DIRECTION:
Filter the entries, keeping every line with the word "отдельным".

DATA SUPPLIED:
::::::::::

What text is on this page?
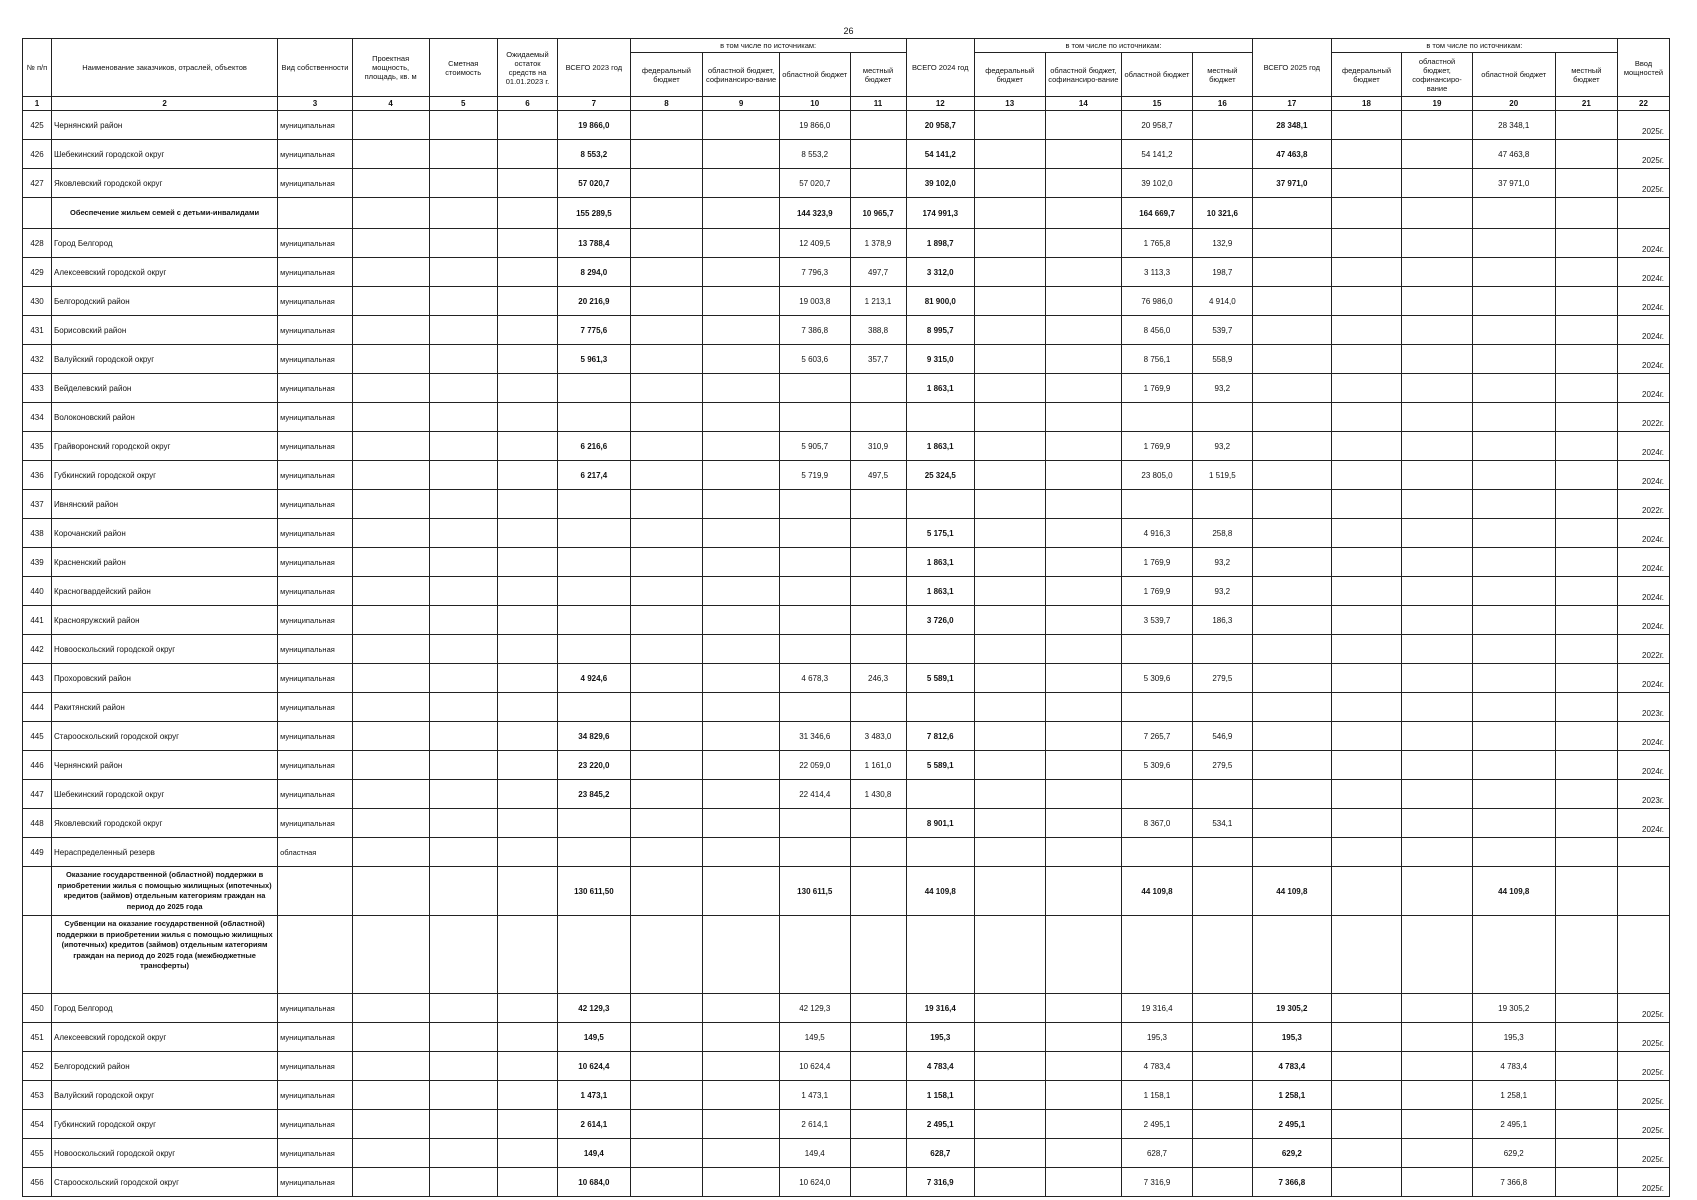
26
№ п/п	Наименование заказчиков, отраслей, объектов	Вид собственности	Проектная мощность, площадь, кв. м	Сметная стоимость	Ожидаемый остаток средств на 01.01.2023 г.	ВСЕГО 2023 год	в том числе по источникам:				ВСЕГО 2024 год	в том числе по источникам:				ВСЕГО 2025 год	в том числе по источникам:				Ввод мощностей
							федеральный бюджет	областной бюджет, софинансиро-вание	областной бюджет	местный бюджет		федеральный бюджет	областной бюджет, софинансиро-вание	областной бюджет	местный бюджет		федеральный бюджет	областной бюджет, софинансиро-вание	областной бюджет	местный бюджет	
1	2	3	4	5	6	7	8	9	10	11	12	13	14	15	16	17	18	19	20	21	22
425	Чернянский район	муниципальная				19 866,0			19 866,0		20 958,7			20 958,7		28 348,1			28 348,1		2025г.
426	Шебекинский городской округ	муниципальная				8 553,2			8 553,2		54 141,2			54 141,2		47 463,8			47 463,8		2025г.
427	Яковлевский городской округ	муниципальная				57 020,7			57 020,7		39 102,0			39 102,0		37 971,0			37 971,0		2025г.
	Обеспечение жильем семей с детьми-инвалидами					155 289,5			144 323,9	10 965,7	174 991,3			164 669,7	10 321,6						
428	Город Белгород	муниципальная				13 788,4			12 409,5	1 378,9	1 898,7			1 765,8	132,9						2024г.
429	Алексеевский городской округ	муниципальная				8 294,0			7 796,3	497,7	3 312,0			3 113,3	198,7						2024г.
430	Белгородский район	муниципальная				20 216,9			19 003,8	1 213,1	81 900,0			76 986,0	4 914,0						2024г.
431	Борисовский район	муниципальная				7 775,6			7 386,8	388,8	8 995,7			8 456,0	539,7						2024г.
432	Валуйский городской округ	муниципальная				5 961,3			5 603,6	357,7	9 315,0			8 756,1	558,9						2024г.
433	Вейделевский район	муниципальная									1 863,1			1 769,9	93,2						2024г.
434	Волоконовский район	муниципальная																			2022г.
435	Грайворонский городской округ	муниципальная				6 216,6			5 905,7	310,9	1 863,1			1 769,9	93,2						2024г.
436	Губкинский городской округ	муниципальная				6 217,4			5 719,9	497,5	25 324,5			23 805,0	1 519,5						2024г.
437	Ивнянский район	муниципальная																			2022г.
438	Корочанский район	муниципальная									5 175,1			4 916,3	258,8						2024г.
439	Красненский район	муниципальная									1 863,1			1 769,9	93,2						2024г.
440	Красногвардейский район	муниципальная									1 863,1			1 769,9	93,2						2024г.
441	Краснояружский район	муниципальная									3 726,0			3 539,7	186,3						2024г.
442	Новооскольский городской округ	муниципальная																			2022г.
443	Прохоровский район	муниципальная				4 924,6			4 678,3	246,3	5 589,1			5 309,6	279,5						2024г.
444	Ракитянский район	муниципальная																			2023г.
445	Старооскольский городской округ	муниципальная				34 829,6			31 346,6	3 483,0	7 812,6			7 265,7	546,9						2024г.
446	Чернянский район	муниципальная				23 220,0			22 059,0	1 161,0	5 589,1			5 309,6	279,5						2024г.
447	Шебекинский городской округ	муниципальная				23 845,2			22 414,4	1 430,8											2023г.
448	Яковлевский городской округ	муниципальная									8 901,1			8 367,0	534,1						2024г.
449	Нераспределенный резерв	областная																			
	Оказание государственной (областной) поддержки в приобретении жилья с помощью жилищных (ипотечных) кредитов (займов) отдельным категориям граждан на период до 2025 года					130 611,50			130 611,5		44 109,8			44 109,8		44 109,8			44 109,8		
	Субвенции на оказание государственной (областной) поддержки в приобретении жилья с помощью жилищных (ипотечных) кредитов (займов) отдельным категориям граждан на период до 2025 года (межбюджетные трансферты)																				
450	Город Белгород	муниципальная				42 129,3			42 129,3		19 316,4			19 316,4		19 305,2			19 305,2		2025г.
451	Алексеевский городской округ	муниципальная				149,5			149,5		195,3			195,3		195,3			195,3		2025г.
452	Белгородский район	муниципальная				10 624,4			10 624,4		4 783,4			4 783,4		4 783,4			4 783,4		2025г.
453	Валуйский городской округ	муниципальная				1 473,1			1 473,1		1 158,1			1 158,1		1 258,1			1 258,1		2025г.
454	Губкинский городской округ	муниципальная				2 614,1			2 614,1		2 495,1			2 495,1		2 495,1			2 495,1		2025г.
455	Новооскольский городской округ	муниципальная				149,4			149,4		628,7			628,7		629,2			629,2		2025г.
456	Старооскольский городской округ	муниципальная				10 684,0			10 624,0		7 316,9			7 316,9		7 366,8			7 366,8		2025г.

::::::::::

WRITTEN RESPONSE:
	Оказание государственной (областной) поддержки в приобретении жилья с помощью жилищных (ипотечных) кредитов (займов) отдельным категориям граждан на период до 2025 года					130 611,50			130 611,5		44 109,8			44 109,8		44 109,8			44 109,8		
	Субвенции на оказание государственной (областной) поддержки в приобретении жилья с помощью жилищных (ипотечных) кредитов (займов) отдельным категориям граждан на период до 2025 года (межбюджетные трансферты)																				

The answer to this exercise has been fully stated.